- [WORK TO DO]
Each record below is to be copied word for word, with pictures removed.

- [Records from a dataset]
⁂

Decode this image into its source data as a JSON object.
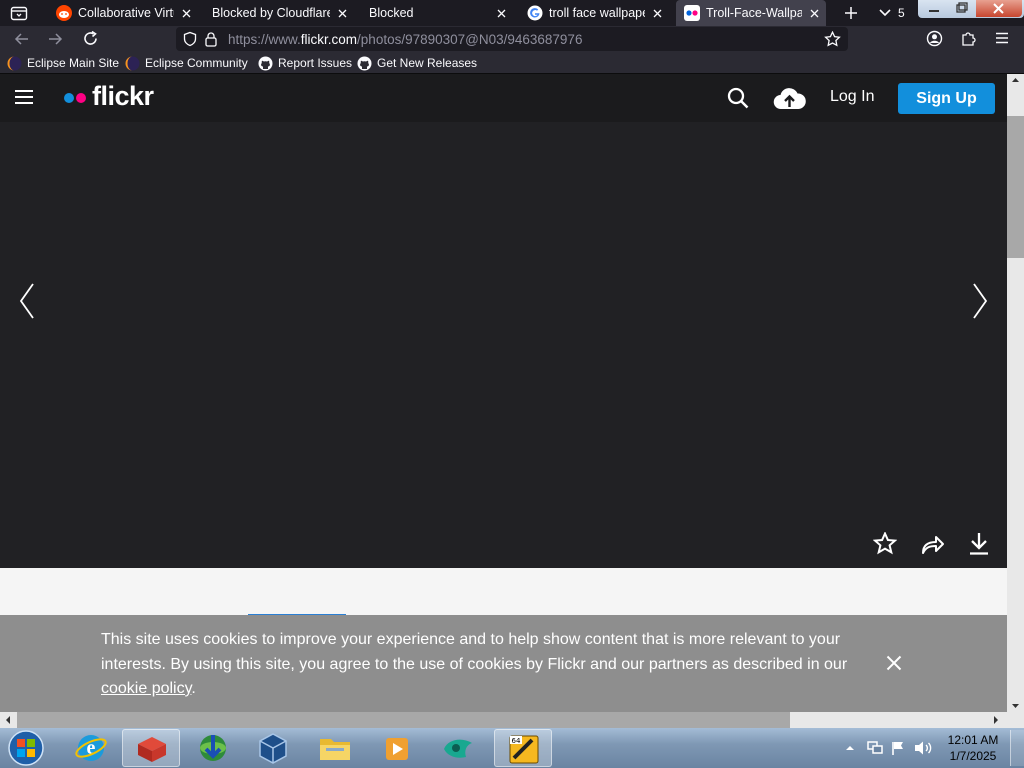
{
  "browser": {
    "tabs": [
      {
        "title": "Collaborative Virtu",
        "favicon": "reddit-icon"
      },
      {
        "title": "Blocked by Cloudflare (",
        "favicon": "none"
      },
      {
        "title": "Blocked",
        "favicon": "none"
      },
      {
        "title": "troll face wallpaper",
        "favicon": "google-icon"
      },
      {
        "title": "Troll-Face-Wallpap",
        "favicon": "flickr-icon",
        "active": true
      }
    ],
    "tab_overflow_count": "5",
    "url_scheme": "https://www.",
    "url_host": "flickr.com",
    "url_path": "/photos/97890307@N03/9463687976",
    "bookmarks": [
      {
        "label": "Eclipse Main Site",
        "icon": "eclipse-icon"
      },
      {
        "label": "Eclipse Community",
        "icon": "eclipse-icon"
      },
      {
        "label": "Report Issues",
        "icon": "github-icon"
      },
      {
        "label": "Get New Releases",
        "icon": "github-icon"
      }
    ]
  },
  "flickr": {
    "logo": "flickr",
    "login_label": "Log In",
    "signup_label": "Sign Up",
    "brand_blue": "#128fdc",
    "brand_pink": "#ff0084",
    "thumbnail_count": 7,
    "selected_thumbnail": 4
  },
  "cookie_banner": {
    "text": "This site uses cookies to improve your experience and to help show content that is more relevant to your interests. By using this site, you agree to the use of cookies by Flickr and our partners as described in our ",
    "link_text": "cookie policy",
    "suffix": "."
  },
  "taskbar": {
    "time": "12:01 AM",
    "date": "1/7/2025",
    "apps": [
      "start-orb-icon",
      "internet-explorer-icon",
      "red-cube-app-icon",
      "download-manager-icon",
      "virtualbox-icon",
      "file-explorer-icon",
      "media-player-icon",
      "green-app-icon",
      "app-64-icon"
    ]
  }
}
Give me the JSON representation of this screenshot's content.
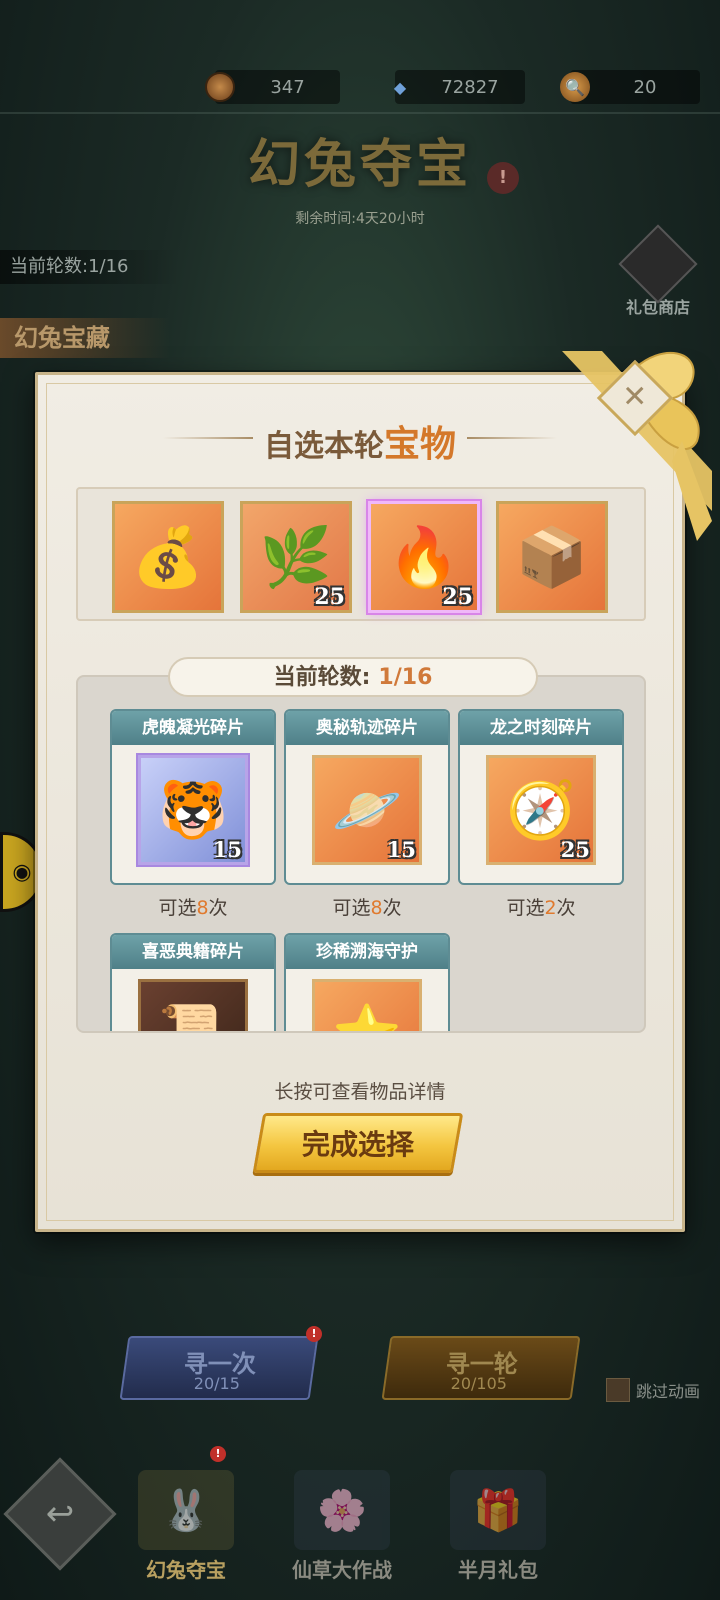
{
  "currencies": [
    {
      "icon": "coin-icon",
      "value": "347"
    },
    {
      "icon": "diamond-icon",
      "value": "72827"
    },
    {
      "icon": "magnifier-key-icon",
      "value": "20"
    }
  ],
  "event": {
    "title": "幻兔夺宝",
    "info_mark": "!",
    "remaining": "剩余时间:4天20小时",
    "current_round_label": "当前轮数:1/16",
    "treasure_label": "幻兔宝藏",
    "gift_shop_label": "礼包商店"
  },
  "modal": {
    "title_prefix": "自选本轮",
    "title_highlight": "宝物",
    "close_glyph": "✕",
    "selected_items": [
      {
        "name": "lucky-bag",
        "glyph": "💰",
        "count": ""
      },
      {
        "name": "tangled-vines",
        "glyph": "🌿",
        "count": "25"
      },
      {
        "name": "fire-box",
        "glyph": "🔥",
        "count": "25"
      },
      {
        "name": "gold-chest",
        "glyph": "📦",
        "count": ""
      }
    ],
    "round_banner_label": "当前轮数:",
    "round_banner_value": "1/16",
    "pool": [
      {
        "title": "虎魄凝光碎片",
        "glyph": "🐯",
        "count": "15",
        "avail_prefix": "可选",
        "avail_num": "8",
        "avail_suffix": "次"
      },
      {
        "title": "奥秘轨迹碎片",
        "glyph": "🪐",
        "count": "15",
        "avail_prefix": "可选",
        "avail_num": "8",
        "avail_suffix": "次"
      },
      {
        "title": "龙之时刻碎片",
        "glyph": "🧭",
        "count": "25",
        "avail_prefix": "可选",
        "avail_num": "2",
        "avail_suffix": "次"
      },
      {
        "title": "喜恶典籍碎片",
        "glyph": "📜"
      },
      {
        "title": "珍稀溯海守护",
        "glyph": "⭐"
      }
    ],
    "hint": "长按可查看物品详情",
    "confirm_label": "完成选择"
  },
  "actions": {
    "once_label": "寻一次",
    "once_count": "20/15",
    "round_label": "寻一轮",
    "round_count": "20/105",
    "skip_label": "跳过动画",
    "red_dot": "!"
  },
  "nav": [
    {
      "label": "幻兔夺宝",
      "glyph": "🐰"
    },
    {
      "label": "仙草大作战",
      "glyph": "🌸"
    },
    {
      "label": "半月礼包",
      "glyph": "🎁"
    }
  ]
}
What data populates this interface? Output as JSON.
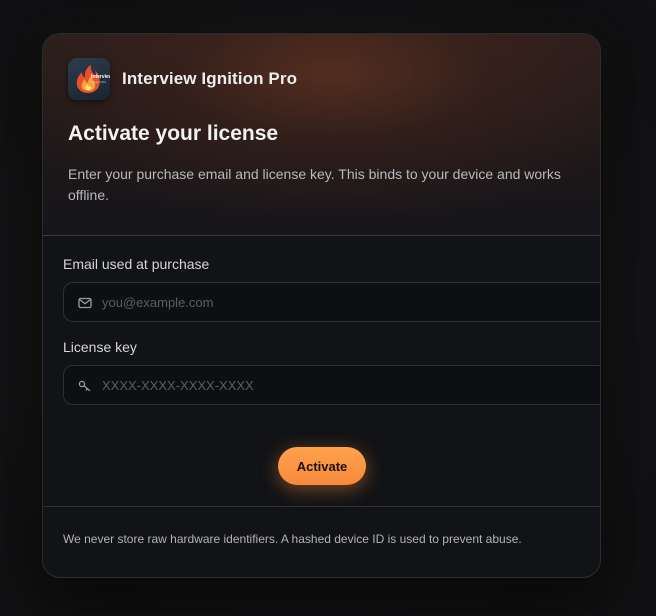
{
  "brand": {
    "app_name": "Interview Ignition Pro",
    "icon_text": "Interview Ignition Pro",
    "icon": "flame-logo-icon"
  },
  "header": {
    "title": "Activate your license",
    "subtitle": "Enter your purchase email and license key. This binds to your device and works offline."
  },
  "form": {
    "email": {
      "label": "Email used at purchase",
      "placeholder": "you@example.com",
      "value": "",
      "icon": "mail-icon"
    },
    "license": {
      "label": "License key",
      "placeholder": "XXXX-XXXX-XXXX-XXXX",
      "value": "",
      "icon": "key-icon"
    },
    "submit_label": "Activate"
  },
  "footer": {
    "note": "We never store raw hardware identifiers. A hashed device ID is used to prevent abuse."
  },
  "colors": {
    "accent": "#f7893a",
    "accent_light": "#ffa24d",
    "background": "#121316"
  }
}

⁂

- [FINISHED ANSWER]
Decode this image into its source data as a JSON object.
{
  "browser": {
    "tabs": [
      {
        "title": "Collaborative Virtu",
        "favicon": "reddit-icon"
      },
      {
        "title": "Blocked by Cloudflare (",
        "favicon": "none"
      },
      {
        "title": "Blocked",
        "favicon": "none"
      },
      {
        "title": "troll face wallpaper",
        "favicon": "google-icon"
      },
      {
        "title": "Troll-Face-Wallpap",
        "favicon": "flickr-icon",
        "active": true
      }
    ],
    "tab_overflow_count": "5",
    "url_scheme": "https://www.",
    "url_host": "flickr.com",
    "url_path": "/photos/97890307@N03/9463687976",
    "bookmarks": [
      {
        "label": "Eclipse Main Site",
        "icon": "eclipse-icon"
      },
      {
        "label": "Eclipse Community",
        "icon": "eclipse-icon"
      },
      {
        "label": "Report Issues",
        "icon": "github-icon"
      },
      {
        "label": "Get New Releases",
        "icon": "github-icon"
      }
    ]
  },
  "flickr": {
    "logo": "flickr",
    "login_label": "Log In",
    "signup_label": "Sign Up",
    "brand_blue": "#128fdc",
    "brand_pink": "#ff0084",
    "thumbnail_count": 7,
    "selected_thumbnail": 4
  },
  "cookie_banner": {
    "text": "This site uses cookies to improve your experience and to help show content that is more relevant to your interests. By using this site, you agree to the use of cookies by Flickr and our partners as described in our ",
    "link_text": "cookie policy",
    "suffix": "."
  },
  "taskbar": {
    "time": "12:01 AM",
    "date": "1/7/2025",
    "apps": [
      "start-orb-icon",
      "internet-explorer-icon",
      "red-cube-app-icon",
      "download-manager-icon",
      "virtualbox-icon",
      "file-explorer-icon",
      "media-player-icon",
      "green-app-icon",
      "app-64-icon"
    ]
  }
}
Give me the JSON representation of this screenshot's content.
{
  "currencies": [
    {
      "icon": "coin-icon",
      "value": "347"
    },
    {
      "icon": "diamond-icon",
      "value": "72827"
    },
    {
      "icon": "magnifier-key-icon",
      "value": "20"
    }
  ],
  "event": {
    "title": "幻兔夺宝",
    "info_mark": "!",
    "remaining": "剩余时间:4天20小时",
    "current_round_label": "当前轮数:1/16",
    "treasure_label": "幻兔宝藏",
    "gift_shop_label": "礼包商店"
  },
  "modal": {
    "title_prefix": "自选本轮",
    "title_highlight": "宝物",
    "close_glyph": "✕",
    "selected_items": [
      {
        "name": "lucky-bag",
        "glyph": "💰",
        "count": ""
      },
      {
        "name": "tangled-vines",
        "glyph": "🌿",
        "count": "25"
      },
      {
        "name": "fire-box",
        "glyph": "🔥",
        "count": "25"
      },
      {
        "name": "gold-chest",
        "glyph": "📦",
        "count": ""
      }
    ],
    "round_banner_label": "当前轮数:",
    "round_banner_value": "1/16",
    "pool": [
      {
        "title": "虎魄凝光碎片",
        "glyph": "🐯",
        "count": "15",
        "avail_prefix": "可选",
        "avail_num": "8",
        "avail_suffix": "次"
      },
      {
        "title": "奥秘轨迹碎片",
        "glyph": "🪐",
        "count": "15",
        "avail_prefix": "可选",
        "avail_num": "8",
        "avail_suffix": "次"
      },
      {
        "title": "龙之时刻碎片",
        "glyph": "🧭",
        "count": "25",
        "avail_prefix": "可选",
        "avail_num": "2",
        "avail_suffix": "次"
      },
      {
        "title": "喜恶典籍碎片",
        "glyph": "📜"
      },
      {
        "title": "珍稀溯海守护",
        "glyph": "⭐"
      }
    ],
    "hint": "长按可查看物品详情",
    "confirm_label": "完成选择"
  },
  "actions": {
    "once_label": "寻一次",
    "once_count": "20/15",
    "round_label": "寻一轮",
    "round_count": "20/105",
    "skip_label": "跳过动画",
    "red_dot": "!"
  },
  "nav": [
    {
      "label": "幻兔夺宝",
      "glyph": "🐰"
    },
    {
      "label": "仙草大作战",
      "glyph": "🌸"
    },
    {
      "label": "半月礼包",
      "glyph": "🎁"
    }
  ]
}
What data populates this interface? Output as JSON.
{
  "brand": {
    "app_name": "Interview Ignition Pro",
    "icon_text": "Interview Ignition Pro",
    "icon": "flame-logo-icon"
  },
  "header": {
    "title": "Activate your license",
    "subtitle": "Enter your purchase email and license key. This binds to your device and works offline."
  },
  "form": {
    "email": {
      "label": "Email used at purchase",
      "placeholder": "you@example.com",
      "value": "",
      "icon": "mail-icon"
    },
    "license": {
      "label": "License key",
      "placeholder": "XXXX-XXXX-XXXX-XXXX",
      "value": "",
      "icon": "key-icon"
    },
    "submit_label": "Activate"
  },
  "footer": {
    "note": "We never store raw hardware identifiers. A hashed device ID is used to prevent abuse."
  },
  "colors": {
    "accent": "#f7893a",
    "accent_light": "#ffa24d",
    "background": "#121316"
  }
}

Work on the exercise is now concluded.